-- What is required --
How many lines in this data contain the string "Mesurer"? Reply with the number only.

[START OF Data provided]

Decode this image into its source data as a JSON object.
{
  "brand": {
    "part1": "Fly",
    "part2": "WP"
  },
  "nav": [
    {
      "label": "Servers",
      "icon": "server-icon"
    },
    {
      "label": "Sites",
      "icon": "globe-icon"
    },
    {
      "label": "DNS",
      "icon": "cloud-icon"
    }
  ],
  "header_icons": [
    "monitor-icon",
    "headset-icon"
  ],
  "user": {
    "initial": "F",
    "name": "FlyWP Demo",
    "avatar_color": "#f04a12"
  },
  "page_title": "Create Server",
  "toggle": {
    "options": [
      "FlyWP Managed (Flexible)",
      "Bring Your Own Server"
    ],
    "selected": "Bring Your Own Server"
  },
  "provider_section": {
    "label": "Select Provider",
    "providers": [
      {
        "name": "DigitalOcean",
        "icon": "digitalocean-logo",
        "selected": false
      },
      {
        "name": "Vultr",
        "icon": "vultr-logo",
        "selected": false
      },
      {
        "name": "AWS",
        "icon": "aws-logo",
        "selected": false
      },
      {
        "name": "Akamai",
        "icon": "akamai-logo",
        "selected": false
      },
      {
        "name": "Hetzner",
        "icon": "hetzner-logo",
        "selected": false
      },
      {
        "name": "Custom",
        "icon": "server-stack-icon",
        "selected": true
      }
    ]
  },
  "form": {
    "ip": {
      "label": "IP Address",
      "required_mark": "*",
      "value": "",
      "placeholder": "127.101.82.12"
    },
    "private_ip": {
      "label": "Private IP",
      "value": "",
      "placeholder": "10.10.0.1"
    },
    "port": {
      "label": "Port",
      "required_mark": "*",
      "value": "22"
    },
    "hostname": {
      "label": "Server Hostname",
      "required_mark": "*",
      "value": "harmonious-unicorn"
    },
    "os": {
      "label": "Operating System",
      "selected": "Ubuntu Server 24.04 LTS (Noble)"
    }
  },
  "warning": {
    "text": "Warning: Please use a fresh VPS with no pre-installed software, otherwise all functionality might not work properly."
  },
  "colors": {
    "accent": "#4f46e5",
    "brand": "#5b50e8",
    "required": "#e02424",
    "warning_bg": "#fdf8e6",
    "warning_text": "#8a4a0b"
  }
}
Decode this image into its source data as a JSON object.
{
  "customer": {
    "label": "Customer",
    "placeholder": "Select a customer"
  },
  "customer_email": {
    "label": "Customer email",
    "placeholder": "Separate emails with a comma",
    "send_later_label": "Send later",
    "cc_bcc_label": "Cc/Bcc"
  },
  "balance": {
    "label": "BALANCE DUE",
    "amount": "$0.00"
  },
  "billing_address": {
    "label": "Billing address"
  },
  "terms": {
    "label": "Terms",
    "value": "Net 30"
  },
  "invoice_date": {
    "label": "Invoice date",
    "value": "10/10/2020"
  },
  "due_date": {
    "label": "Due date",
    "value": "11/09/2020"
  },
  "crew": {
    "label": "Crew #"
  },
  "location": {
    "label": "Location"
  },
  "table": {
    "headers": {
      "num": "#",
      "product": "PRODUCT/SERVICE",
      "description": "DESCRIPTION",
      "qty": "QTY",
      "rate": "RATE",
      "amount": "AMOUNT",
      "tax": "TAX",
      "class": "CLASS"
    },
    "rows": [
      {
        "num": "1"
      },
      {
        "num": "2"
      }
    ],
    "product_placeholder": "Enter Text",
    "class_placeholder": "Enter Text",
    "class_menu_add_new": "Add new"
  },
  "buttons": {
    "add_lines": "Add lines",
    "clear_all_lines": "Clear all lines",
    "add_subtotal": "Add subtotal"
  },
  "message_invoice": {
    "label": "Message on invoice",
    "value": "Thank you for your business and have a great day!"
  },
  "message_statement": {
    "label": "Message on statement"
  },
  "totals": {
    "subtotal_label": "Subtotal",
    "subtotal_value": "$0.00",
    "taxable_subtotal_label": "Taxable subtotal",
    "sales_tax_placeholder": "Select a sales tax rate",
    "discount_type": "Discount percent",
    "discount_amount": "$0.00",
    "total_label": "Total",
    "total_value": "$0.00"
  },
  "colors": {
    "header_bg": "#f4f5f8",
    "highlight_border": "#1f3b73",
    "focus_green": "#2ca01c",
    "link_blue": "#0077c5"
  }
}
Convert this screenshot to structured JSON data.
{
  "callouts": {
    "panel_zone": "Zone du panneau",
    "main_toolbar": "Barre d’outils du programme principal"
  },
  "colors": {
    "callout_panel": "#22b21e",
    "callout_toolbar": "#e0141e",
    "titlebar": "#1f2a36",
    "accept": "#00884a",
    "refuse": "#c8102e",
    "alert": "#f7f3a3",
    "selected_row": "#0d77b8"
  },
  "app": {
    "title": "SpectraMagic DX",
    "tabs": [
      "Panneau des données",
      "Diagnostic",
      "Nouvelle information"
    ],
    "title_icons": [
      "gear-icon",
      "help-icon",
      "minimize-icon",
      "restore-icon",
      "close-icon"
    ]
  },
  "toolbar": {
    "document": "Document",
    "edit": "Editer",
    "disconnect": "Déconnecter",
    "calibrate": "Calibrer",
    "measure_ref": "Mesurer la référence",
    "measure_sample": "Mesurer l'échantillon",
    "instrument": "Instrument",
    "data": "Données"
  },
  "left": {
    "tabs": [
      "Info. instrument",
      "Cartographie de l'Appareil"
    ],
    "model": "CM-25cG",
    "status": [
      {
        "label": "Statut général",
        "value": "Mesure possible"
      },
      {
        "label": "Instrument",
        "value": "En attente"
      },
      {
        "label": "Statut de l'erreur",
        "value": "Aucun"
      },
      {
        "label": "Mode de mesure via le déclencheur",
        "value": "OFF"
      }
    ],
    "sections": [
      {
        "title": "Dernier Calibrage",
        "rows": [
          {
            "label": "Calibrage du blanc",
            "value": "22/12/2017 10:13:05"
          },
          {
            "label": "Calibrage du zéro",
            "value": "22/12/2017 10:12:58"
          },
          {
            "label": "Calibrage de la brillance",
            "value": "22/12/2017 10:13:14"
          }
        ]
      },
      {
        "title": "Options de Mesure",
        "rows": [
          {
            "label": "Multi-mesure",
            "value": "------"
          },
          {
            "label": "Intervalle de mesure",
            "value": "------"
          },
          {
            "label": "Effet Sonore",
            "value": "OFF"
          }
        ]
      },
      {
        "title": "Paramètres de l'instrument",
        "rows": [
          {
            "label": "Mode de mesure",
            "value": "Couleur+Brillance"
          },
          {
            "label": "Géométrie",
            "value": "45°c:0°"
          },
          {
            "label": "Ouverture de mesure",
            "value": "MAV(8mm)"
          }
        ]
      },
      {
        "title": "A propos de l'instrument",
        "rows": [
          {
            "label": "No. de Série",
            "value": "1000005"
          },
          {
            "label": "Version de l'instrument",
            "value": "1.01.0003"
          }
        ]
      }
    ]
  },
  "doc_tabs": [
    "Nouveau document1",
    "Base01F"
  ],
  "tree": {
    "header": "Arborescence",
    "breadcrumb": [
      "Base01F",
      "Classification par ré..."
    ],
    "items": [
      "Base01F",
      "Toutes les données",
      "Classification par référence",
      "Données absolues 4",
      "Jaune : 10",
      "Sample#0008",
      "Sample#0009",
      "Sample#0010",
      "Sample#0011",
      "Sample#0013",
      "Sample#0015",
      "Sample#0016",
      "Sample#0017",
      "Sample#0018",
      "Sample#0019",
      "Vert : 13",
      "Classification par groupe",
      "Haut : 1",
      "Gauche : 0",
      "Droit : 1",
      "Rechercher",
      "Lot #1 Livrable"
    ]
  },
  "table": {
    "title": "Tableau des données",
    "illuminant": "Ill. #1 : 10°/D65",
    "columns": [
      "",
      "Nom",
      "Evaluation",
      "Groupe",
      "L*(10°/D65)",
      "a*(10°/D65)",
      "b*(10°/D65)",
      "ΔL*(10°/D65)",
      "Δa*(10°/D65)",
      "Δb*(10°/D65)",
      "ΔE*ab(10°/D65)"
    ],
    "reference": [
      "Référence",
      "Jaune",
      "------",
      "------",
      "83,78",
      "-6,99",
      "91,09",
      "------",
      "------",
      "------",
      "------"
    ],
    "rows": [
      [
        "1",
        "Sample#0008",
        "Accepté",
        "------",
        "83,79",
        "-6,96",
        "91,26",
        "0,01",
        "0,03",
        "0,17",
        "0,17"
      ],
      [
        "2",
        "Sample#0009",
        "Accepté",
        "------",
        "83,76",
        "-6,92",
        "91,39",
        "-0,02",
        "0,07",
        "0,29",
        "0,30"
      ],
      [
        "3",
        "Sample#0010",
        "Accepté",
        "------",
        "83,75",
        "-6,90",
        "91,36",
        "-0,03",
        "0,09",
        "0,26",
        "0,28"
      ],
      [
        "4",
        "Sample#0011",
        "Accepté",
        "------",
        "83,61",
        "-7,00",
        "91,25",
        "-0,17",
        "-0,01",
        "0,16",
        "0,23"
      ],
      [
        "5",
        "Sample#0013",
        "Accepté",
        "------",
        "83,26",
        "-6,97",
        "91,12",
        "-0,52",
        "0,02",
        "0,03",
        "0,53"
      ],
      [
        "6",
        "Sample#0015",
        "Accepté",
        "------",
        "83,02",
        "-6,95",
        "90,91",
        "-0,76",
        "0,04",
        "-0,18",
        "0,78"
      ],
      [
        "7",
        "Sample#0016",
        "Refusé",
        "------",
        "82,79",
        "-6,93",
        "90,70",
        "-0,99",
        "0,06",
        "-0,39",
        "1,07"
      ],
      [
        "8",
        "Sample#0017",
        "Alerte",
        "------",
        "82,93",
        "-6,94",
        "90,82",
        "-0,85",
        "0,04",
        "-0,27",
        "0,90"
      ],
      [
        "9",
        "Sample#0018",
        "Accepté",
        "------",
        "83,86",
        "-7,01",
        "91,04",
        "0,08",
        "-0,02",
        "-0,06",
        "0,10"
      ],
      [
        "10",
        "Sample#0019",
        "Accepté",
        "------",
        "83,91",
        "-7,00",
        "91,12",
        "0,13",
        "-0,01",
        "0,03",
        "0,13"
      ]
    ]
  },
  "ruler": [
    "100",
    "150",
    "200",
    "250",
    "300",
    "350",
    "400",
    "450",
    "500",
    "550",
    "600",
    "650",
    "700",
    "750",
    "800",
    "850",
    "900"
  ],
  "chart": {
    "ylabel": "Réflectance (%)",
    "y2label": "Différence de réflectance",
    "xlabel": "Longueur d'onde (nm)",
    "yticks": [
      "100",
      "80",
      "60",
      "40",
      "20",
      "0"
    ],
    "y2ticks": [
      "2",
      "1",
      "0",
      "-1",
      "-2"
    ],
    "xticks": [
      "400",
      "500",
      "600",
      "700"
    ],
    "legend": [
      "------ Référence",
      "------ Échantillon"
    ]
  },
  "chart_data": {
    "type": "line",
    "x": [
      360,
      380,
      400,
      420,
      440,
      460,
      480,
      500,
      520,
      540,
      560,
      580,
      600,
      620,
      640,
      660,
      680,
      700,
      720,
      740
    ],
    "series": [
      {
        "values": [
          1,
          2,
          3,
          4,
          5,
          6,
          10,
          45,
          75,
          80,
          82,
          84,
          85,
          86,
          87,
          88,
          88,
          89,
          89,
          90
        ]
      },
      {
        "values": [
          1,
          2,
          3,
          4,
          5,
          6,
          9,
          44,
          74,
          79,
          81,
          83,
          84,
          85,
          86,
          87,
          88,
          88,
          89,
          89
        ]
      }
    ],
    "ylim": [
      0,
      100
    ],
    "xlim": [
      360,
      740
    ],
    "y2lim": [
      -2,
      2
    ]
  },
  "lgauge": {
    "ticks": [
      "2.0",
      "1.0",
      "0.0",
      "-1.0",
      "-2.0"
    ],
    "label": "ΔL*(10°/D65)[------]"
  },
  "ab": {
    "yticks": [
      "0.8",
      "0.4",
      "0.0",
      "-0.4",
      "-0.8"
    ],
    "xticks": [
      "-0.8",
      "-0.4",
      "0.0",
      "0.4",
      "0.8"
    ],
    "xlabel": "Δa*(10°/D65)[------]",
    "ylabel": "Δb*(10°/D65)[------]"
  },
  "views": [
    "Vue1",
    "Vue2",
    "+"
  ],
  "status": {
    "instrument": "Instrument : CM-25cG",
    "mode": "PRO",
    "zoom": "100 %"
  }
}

[END OF Data provided]

-- Solution to this problem --
2